* _What is required_
Search the records for "content". Copy every line where it appears.

— Start —

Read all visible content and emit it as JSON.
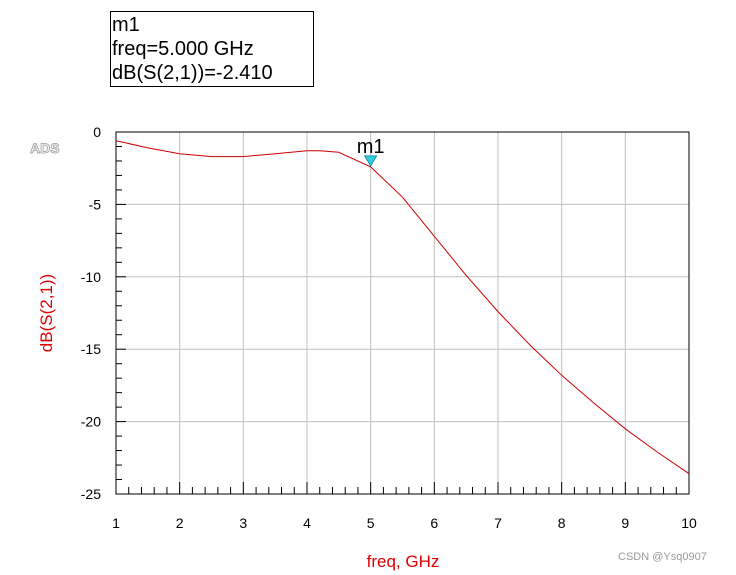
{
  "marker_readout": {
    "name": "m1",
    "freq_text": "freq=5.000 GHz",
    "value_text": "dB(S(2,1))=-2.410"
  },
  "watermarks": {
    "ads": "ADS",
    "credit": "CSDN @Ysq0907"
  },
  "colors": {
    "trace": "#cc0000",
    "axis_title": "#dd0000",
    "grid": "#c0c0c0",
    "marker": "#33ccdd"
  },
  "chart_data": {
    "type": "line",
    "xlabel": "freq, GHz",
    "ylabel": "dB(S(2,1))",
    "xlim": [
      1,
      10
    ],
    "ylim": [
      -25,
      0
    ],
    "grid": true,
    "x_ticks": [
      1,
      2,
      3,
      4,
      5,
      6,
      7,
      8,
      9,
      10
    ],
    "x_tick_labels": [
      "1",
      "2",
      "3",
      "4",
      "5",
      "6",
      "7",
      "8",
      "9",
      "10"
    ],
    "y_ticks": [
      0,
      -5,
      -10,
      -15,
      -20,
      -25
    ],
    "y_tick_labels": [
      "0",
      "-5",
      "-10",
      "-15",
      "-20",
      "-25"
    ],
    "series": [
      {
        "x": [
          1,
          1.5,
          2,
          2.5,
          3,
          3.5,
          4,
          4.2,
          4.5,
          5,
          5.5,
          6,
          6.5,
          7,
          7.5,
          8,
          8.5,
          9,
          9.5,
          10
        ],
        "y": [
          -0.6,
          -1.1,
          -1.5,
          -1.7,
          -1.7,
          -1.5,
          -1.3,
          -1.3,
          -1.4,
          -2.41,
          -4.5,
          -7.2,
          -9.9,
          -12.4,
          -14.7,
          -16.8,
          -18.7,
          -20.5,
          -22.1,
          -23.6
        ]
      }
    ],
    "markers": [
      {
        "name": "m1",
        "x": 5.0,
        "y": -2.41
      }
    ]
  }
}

— End —
— Start —

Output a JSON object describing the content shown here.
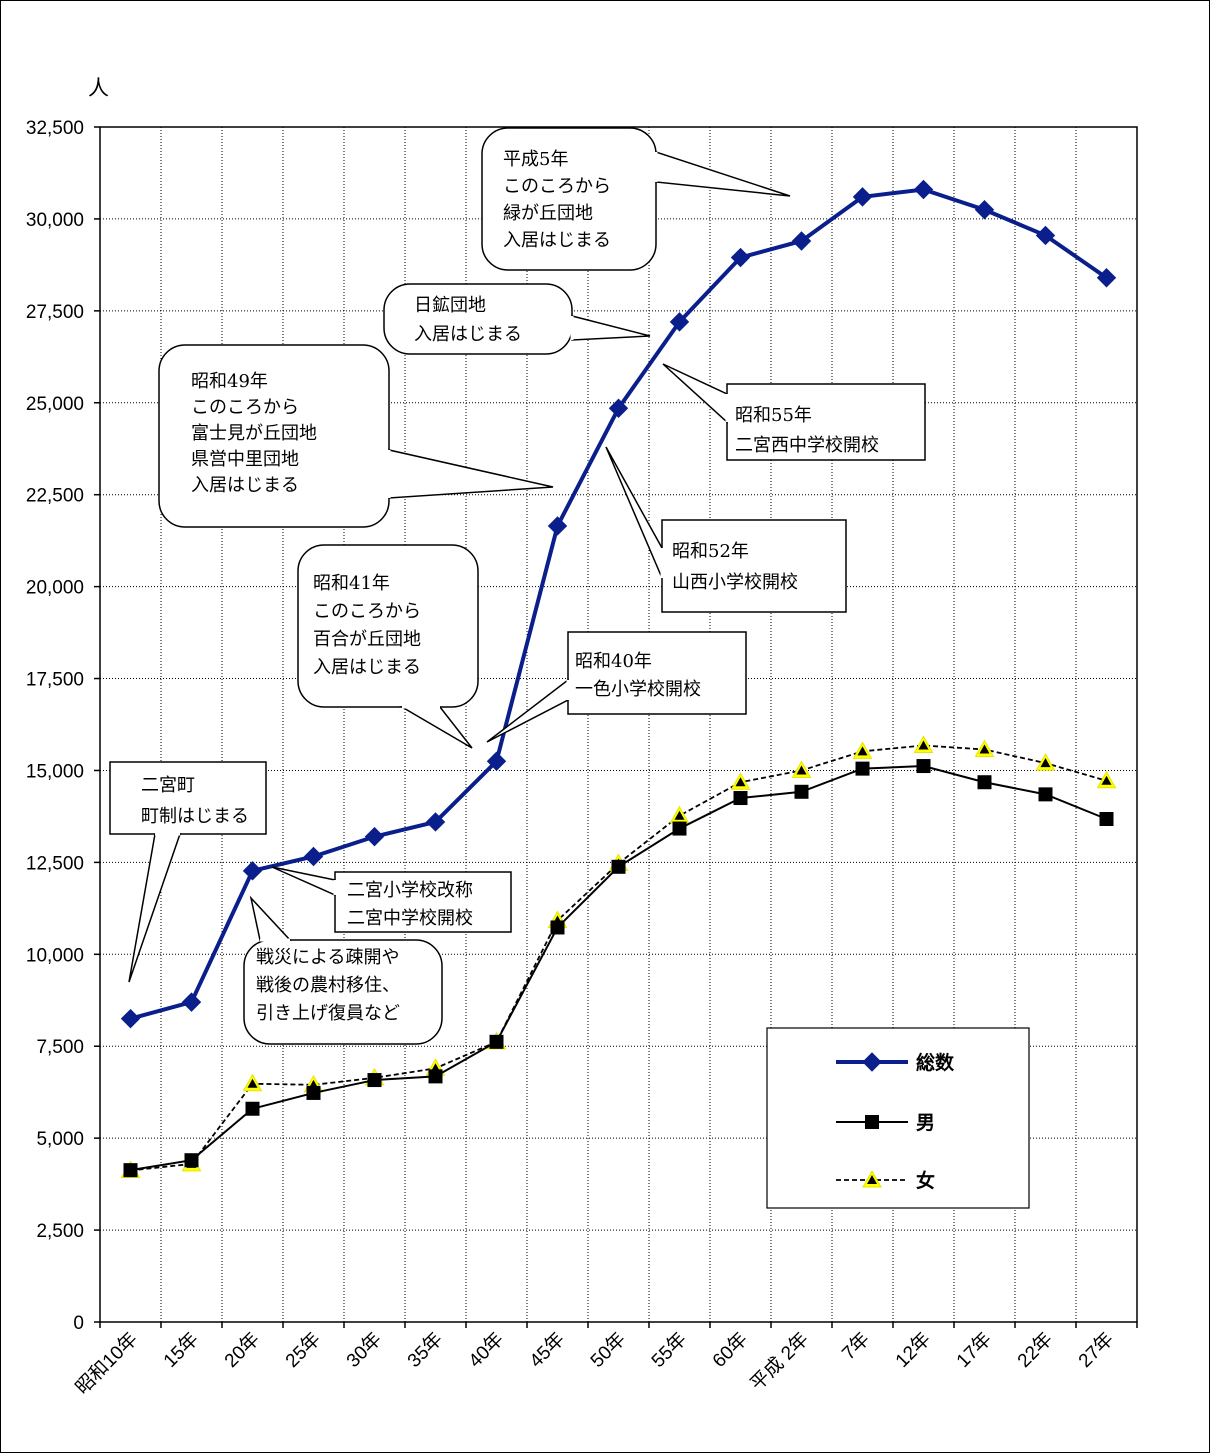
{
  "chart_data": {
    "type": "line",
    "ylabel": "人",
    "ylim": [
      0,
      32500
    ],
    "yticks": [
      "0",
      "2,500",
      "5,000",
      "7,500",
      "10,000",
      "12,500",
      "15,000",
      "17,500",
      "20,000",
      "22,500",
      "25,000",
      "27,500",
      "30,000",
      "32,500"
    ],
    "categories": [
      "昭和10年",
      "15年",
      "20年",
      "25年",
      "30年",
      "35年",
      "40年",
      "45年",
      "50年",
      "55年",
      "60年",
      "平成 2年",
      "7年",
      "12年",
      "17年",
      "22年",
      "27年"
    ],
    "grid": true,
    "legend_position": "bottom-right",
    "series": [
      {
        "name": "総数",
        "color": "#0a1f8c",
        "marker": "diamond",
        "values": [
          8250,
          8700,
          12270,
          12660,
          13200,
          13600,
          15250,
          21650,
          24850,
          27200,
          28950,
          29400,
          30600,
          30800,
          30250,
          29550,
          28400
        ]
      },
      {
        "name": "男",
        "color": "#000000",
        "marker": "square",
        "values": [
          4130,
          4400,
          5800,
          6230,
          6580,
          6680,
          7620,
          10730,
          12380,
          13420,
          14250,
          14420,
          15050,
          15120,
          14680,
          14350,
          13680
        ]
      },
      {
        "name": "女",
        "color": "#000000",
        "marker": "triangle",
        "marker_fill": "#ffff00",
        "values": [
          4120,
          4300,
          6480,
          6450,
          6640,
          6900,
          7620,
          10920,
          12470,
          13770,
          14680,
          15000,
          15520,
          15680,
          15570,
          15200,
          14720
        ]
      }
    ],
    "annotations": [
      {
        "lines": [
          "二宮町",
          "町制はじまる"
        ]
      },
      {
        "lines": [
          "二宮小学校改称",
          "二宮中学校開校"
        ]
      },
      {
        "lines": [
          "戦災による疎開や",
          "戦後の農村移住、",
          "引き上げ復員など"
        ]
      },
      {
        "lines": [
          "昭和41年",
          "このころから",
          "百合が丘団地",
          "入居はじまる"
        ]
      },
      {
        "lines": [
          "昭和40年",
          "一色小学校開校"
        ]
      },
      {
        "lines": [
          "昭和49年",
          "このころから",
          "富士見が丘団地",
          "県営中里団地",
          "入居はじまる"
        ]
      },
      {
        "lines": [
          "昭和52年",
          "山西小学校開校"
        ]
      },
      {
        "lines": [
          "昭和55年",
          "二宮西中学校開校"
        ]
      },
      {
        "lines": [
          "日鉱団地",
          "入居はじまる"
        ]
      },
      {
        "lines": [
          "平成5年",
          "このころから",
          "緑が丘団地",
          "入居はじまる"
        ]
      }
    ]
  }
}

— End —

* _Response_
Read all visible content and emit it as JSON.
Output a JSON object describing the content shown here.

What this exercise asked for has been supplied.